EXERCISE OBJECTIVE:
Across the listing below, how many lines hold "sont"? Reply with the number by itself.

LISTING:
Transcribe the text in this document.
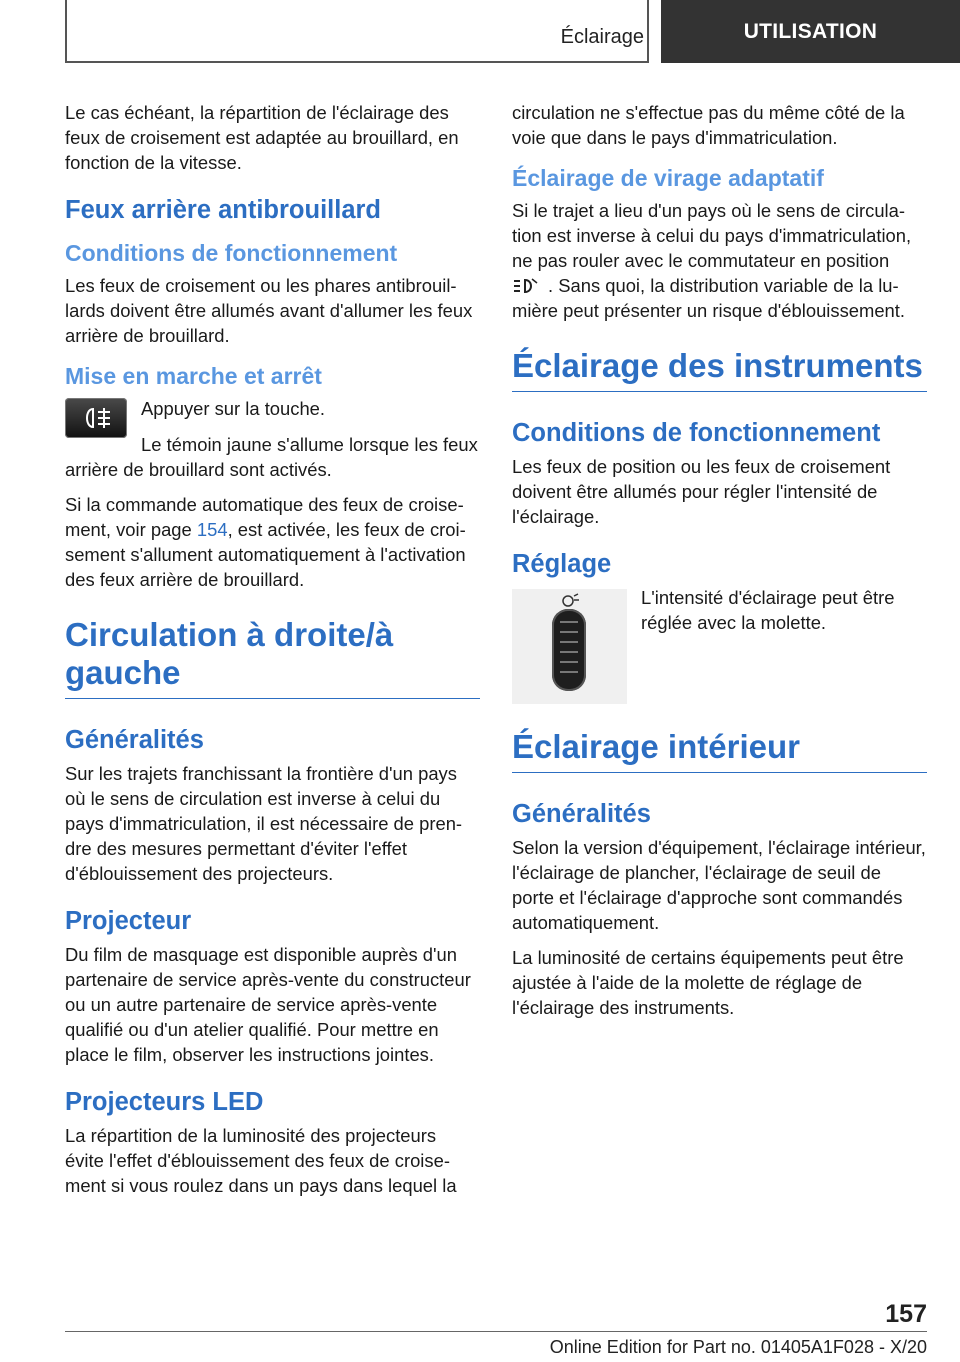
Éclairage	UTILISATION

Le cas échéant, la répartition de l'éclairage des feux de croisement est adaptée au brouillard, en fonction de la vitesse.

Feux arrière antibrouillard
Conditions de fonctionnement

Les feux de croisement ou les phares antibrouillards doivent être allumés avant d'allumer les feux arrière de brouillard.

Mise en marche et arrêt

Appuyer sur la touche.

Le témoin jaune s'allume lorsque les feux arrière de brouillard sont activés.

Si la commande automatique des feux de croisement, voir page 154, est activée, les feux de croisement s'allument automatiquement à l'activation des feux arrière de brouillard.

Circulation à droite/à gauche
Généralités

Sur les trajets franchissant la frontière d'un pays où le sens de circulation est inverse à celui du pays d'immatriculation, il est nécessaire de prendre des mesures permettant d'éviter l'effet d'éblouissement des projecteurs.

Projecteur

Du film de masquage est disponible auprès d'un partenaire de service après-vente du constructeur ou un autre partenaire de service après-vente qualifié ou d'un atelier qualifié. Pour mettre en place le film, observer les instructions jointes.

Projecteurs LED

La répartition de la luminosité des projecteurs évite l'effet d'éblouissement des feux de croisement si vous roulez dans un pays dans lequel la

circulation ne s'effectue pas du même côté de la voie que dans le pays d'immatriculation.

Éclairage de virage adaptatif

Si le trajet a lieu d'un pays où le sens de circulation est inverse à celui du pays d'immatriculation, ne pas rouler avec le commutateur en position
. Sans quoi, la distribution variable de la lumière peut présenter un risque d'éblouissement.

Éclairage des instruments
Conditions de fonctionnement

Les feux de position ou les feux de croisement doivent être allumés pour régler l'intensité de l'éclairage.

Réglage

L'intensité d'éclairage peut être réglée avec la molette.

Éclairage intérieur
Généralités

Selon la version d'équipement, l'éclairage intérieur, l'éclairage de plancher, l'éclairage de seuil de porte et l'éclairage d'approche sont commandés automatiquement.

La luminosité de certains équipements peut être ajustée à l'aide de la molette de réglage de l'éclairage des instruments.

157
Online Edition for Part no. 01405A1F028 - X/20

OUTPUT FOR THIS TASK:
2